═════ Source material

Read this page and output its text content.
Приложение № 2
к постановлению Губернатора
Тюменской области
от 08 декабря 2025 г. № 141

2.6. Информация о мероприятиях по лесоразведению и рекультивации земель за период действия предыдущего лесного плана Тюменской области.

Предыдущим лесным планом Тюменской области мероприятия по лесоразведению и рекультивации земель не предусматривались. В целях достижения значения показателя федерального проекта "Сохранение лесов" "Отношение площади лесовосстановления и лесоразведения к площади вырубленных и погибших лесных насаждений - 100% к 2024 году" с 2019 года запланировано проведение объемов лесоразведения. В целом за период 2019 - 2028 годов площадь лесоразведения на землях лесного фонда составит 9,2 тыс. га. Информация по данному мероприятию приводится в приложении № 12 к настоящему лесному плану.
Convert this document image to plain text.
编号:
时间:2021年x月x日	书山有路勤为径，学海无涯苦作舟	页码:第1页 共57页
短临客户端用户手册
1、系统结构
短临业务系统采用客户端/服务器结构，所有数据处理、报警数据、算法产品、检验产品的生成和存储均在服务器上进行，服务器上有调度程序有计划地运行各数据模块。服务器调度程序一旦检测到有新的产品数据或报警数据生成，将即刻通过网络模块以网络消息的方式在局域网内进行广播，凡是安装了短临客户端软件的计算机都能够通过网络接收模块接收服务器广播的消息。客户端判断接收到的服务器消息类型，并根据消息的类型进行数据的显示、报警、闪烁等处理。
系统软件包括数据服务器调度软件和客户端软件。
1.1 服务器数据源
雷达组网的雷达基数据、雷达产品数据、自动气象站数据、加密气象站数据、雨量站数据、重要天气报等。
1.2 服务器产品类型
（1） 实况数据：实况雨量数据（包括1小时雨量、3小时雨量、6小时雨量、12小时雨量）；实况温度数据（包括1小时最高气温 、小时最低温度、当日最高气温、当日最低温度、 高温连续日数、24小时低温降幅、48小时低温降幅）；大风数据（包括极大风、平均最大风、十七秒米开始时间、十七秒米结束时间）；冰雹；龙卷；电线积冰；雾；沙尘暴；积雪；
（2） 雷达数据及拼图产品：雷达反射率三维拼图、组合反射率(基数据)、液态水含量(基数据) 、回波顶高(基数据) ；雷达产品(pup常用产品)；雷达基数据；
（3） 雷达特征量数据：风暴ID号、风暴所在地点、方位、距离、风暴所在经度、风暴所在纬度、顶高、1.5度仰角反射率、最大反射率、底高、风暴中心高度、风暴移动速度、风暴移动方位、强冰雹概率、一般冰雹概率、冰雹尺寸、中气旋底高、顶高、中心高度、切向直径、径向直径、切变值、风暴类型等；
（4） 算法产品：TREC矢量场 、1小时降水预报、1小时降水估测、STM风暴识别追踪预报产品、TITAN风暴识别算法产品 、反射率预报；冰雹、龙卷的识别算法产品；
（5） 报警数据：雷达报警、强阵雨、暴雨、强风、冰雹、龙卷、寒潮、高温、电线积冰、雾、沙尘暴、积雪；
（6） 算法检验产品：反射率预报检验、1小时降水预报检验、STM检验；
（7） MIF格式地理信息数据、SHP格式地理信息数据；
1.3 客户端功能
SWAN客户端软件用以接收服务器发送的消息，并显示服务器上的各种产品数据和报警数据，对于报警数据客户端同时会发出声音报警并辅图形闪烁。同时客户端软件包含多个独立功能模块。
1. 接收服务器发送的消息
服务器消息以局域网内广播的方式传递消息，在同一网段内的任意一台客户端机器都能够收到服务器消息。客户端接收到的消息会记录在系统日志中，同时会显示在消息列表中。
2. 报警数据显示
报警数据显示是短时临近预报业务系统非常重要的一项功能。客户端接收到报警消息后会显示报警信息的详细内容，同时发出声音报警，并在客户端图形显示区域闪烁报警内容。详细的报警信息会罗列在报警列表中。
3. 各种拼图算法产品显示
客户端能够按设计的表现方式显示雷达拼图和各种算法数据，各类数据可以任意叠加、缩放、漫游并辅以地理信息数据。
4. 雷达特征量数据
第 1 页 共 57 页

══════════

What to produce :: All of the material above needs to be retyped word for word.

Written response ::
Read this page and output its text content.
Приложение № 2
к постановлению Губернатора
Тюменской области
от 08 декабря 2025 г. № 141

2.6. Информация о мероприятиях по лесоразведению и рекультивации земель за период действия предыдущего лесного плана Тюменской области.

Предыдущим лесным планом Тюменской области мероприятия по лесоразведению и рекультивации земель не предусматривались. В целях достижения значения показателя федерального проекта "Сохранение лесов" "Отношение площади лесовосстановления и лесоразведения к площади вырубленных и погибших лесных насаждений - 100% к 2024 году" с 2019 года запланировано проведение объемов лесоразведения. В целом за период 2019 - 2028 годов площадь лесоразведения на землях лесного фонда составит 9,2 тыс. га. Информация по данному мероприятию приводится в приложении № 12 к настоящему лесному плану.
Convert this document image to plain text.
编号:
时间:2021年x月x日	书山有路勤为径，学海无涯苦作舟	页码:第1页 共57页
短临客户端用户手册
1、系统结构
短临业务系统采用客户端/服务器结构，所有数据处理、报警数据、算法产品、检验产品的生成和存储均在服务器上进行，服务器上有调度程序有计划地运行各数据模块。服务器调度程序一旦检测到有新的产品数据或报警数据生成，将即刻通过网络模块以网络消息的方式在局域网内进行广播，凡是安装了短临客户端软件的计算机都能够通过网络接收模块接收服务器广播的消息。客户端判断接收到的服务器消息类型，并根据消息的类型进行数据的显示、报警、闪烁等处理。
系统软件包括数据服务器调度软件和客户端软件。
1.1 服务器数据源
雷达组网的雷达基数据、雷达产品数据、自动气象站数据、加密气象站数据、雨量站数据、重要天气报等。
1.2 服务器产品类型
（1） 实况数据：实况雨量数据（包括1小时雨量、3小时雨量、6小时雨量、12小时雨量）；实况温度数据（包括1小时最高气温 、小时最低温度、当日最高气温、当日最低温度、 高温连续日数、24小时低温降幅、48小时低温降幅）；大风数据（包括极大风、平均最大风、十七秒米开始时间、十七秒米结束时间）；冰雹；龙卷；电线积冰；雾；沙尘暴；积雪；
（2） 雷达数据及拼图产品：雷达反射率三维拼图、组合反射率(基数据)、液态水含量(基数据) 、回波顶高(基数据) ；雷达产品(pup常用产品)；雷达基数据；
（3） 雷达特征量数据：风暴ID号、风暴所在地点、方位、距离、风暴所在经度、风暴所在纬度、顶高、1.5度仰角反射率、最大反射率、底高、风暴中心高度、风暴移动速度、风暴移动方位、强冰雹概率、一般冰雹概率、冰雹尺寸、中气旋底高、顶高、中心高度、切向直径、径向直径、切变值、风暴类型等；
（4） 算法产品：TREC矢量场 、1小时降水预报、1小时降水估测、STM风暴识别追踪预报产品、TITAN风暴识别算法产品 、反射率预报；冰雹、龙卷的识别算法产品；
（5） 报警数据：雷达报警、强阵雨、暴雨、强风、冰雹、龙卷、寒潮、高温、电线积冰、雾、沙尘暴、积雪；
（6） 算法检验产品：反射率预报检验、1小时降水预报检验、STM检验；
（7） MIF格式地理信息数据、SHP格式地理信息数据；
1.3 客户端功能
SWAN客户端软件用以接收服务器发送的消息，并显示服务器上的各种产品数据和报警数据，对于报警数据客户端同时会发出声音报警并辅图形闪烁。同时客户端软件包含多个独立功能模块。
1. 接收服务器发送的消息
服务器消息以局域网内广播的方式传递消息，在同一网段内的任意一台客户端机器都能够收到服务器消息。客户端接收到的消息会记录在系统日志中，同时会显示在消息列表中。
2. 报警数据显示
报警数据显示是短时临近预报业务系统非常重要的一项功能。客户端接收到报警消息后会显示报警信息的详细内容，同时发出声音报警，并在客户端图形显示区域闪烁报警内容。详细的报警信息会罗列在报警列表中。
3. 各种拼图算法产品显示
客户端能够按设计的表现方式显示雷达拼图和各种算法数据，各类数据可以任意叠加、缩放、漫游并辅以地理信息数据。
4. 雷达特征量数据
第 1 页 共 57 页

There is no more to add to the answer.